* [Dataset records]

....................

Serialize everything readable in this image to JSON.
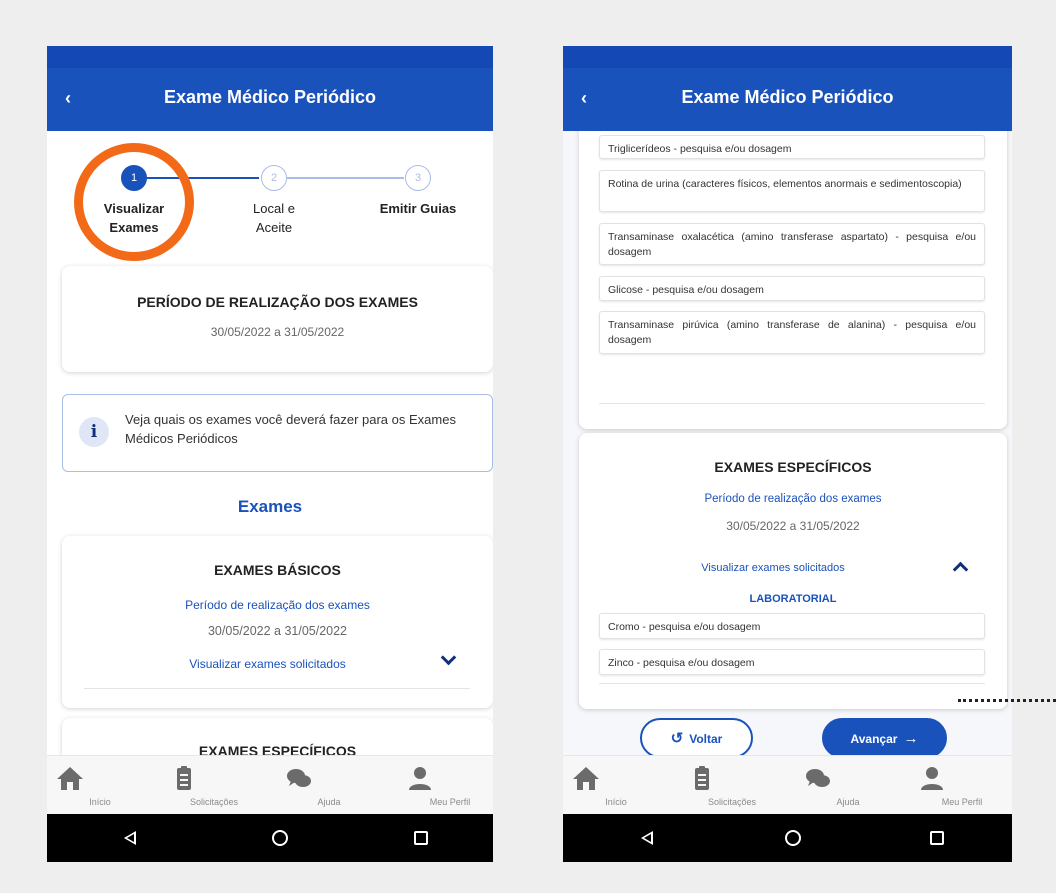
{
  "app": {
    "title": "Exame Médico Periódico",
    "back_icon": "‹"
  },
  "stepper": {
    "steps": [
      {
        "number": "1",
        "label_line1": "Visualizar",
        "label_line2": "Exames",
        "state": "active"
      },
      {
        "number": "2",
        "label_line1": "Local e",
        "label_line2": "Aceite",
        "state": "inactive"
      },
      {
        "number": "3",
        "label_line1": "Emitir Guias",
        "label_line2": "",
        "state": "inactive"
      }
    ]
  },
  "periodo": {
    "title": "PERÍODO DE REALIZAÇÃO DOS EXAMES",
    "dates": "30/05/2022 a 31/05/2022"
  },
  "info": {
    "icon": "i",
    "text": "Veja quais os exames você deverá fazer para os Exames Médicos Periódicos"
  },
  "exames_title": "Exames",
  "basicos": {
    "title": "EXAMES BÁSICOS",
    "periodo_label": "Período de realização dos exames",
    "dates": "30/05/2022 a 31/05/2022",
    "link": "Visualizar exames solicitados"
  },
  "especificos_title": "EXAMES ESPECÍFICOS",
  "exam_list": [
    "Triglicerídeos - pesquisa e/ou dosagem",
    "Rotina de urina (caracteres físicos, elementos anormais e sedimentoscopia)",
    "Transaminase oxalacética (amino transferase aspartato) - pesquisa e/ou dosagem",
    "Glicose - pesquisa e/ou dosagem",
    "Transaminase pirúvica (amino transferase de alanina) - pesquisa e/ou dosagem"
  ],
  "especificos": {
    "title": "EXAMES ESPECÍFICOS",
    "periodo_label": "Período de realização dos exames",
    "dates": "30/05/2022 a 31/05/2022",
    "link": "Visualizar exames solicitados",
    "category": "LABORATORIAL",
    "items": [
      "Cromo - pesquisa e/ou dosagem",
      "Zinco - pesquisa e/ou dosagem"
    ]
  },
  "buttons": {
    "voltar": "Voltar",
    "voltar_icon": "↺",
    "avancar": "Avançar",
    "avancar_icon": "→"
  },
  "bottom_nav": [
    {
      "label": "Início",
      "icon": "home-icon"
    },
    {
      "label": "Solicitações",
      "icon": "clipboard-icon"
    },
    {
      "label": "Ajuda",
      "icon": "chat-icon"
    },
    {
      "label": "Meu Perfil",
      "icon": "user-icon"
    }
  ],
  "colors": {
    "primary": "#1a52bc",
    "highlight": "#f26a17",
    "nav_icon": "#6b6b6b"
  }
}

....................

* [Directions for this task]
Without including any pictures, output all the entries above exactly.

* [Result below]
Serialize everything readable in this image to JSON.
{
  "app": {
    "title": "Exame Médico Periódico",
    "back_icon": "‹"
  },
  "stepper": {
    "steps": [
      {
        "number": "1",
        "label_line1": "Visualizar",
        "label_line2": "Exames",
        "state": "active"
      },
      {
        "number": "2",
        "label_line1": "Local e",
        "label_line2": "Aceite",
        "state": "inactive"
      },
      {
        "number": "3",
        "label_line1": "Emitir Guias",
        "label_line2": "",
        "state": "inactive"
      }
    ]
  },
  "periodo": {
    "title": "PERÍODO DE REALIZAÇÃO DOS EXAMES",
    "dates": "30/05/2022 a 31/05/2022"
  },
  "info": {
    "icon": "i",
    "text": "Veja quais os exames você deverá fazer para os Exames Médicos Periódicos"
  },
  "exames_title": "Exames",
  "basicos": {
    "title": "EXAMES BÁSICOS",
    "periodo_label": "Período de realização dos exames",
    "dates": "30/05/2022 a 31/05/2022",
    "link": "Visualizar exames solicitados"
  },
  "especificos_title": "EXAMES ESPECÍFICOS",
  "exam_list": [
    "Triglicerídeos - pesquisa e/ou dosagem",
    "Rotina de urina (caracteres físicos, elementos anormais e sedimentoscopia)",
    "Transaminase oxalacética (amino transferase aspartato) - pesquisa e/ou dosagem",
    "Glicose - pesquisa e/ou dosagem",
    "Transaminase pirúvica (amino transferase de alanina) - pesquisa e/ou dosagem"
  ],
  "especificos": {
    "title": "EXAMES ESPECÍFICOS",
    "periodo_label": "Período de realização dos exames",
    "dates": "30/05/2022 a 31/05/2022",
    "link": "Visualizar exames solicitados",
    "category": "LABORATORIAL",
    "items": [
      "Cromo - pesquisa e/ou dosagem",
      "Zinco - pesquisa e/ou dosagem"
    ]
  },
  "buttons": {
    "voltar": "Voltar",
    "voltar_icon": "↺",
    "avancar": "Avançar",
    "avancar_icon": "→"
  },
  "bottom_nav": [
    {
      "label": "Início",
      "icon": "home-icon"
    },
    {
      "label": "Solicitações",
      "icon": "clipboard-icon"
    },
    {
      "label": "Ajuda",
      "icon": "chat-icon"
    },
    {
      "label": "Meu Perfil",
      "icon": "user-icon"
    }
  ],
  "colors": {
    "primary": "#1a52bc",
    "highlight": "#f26a17",
    "nav_icon": "#6b6b6b"
  }
}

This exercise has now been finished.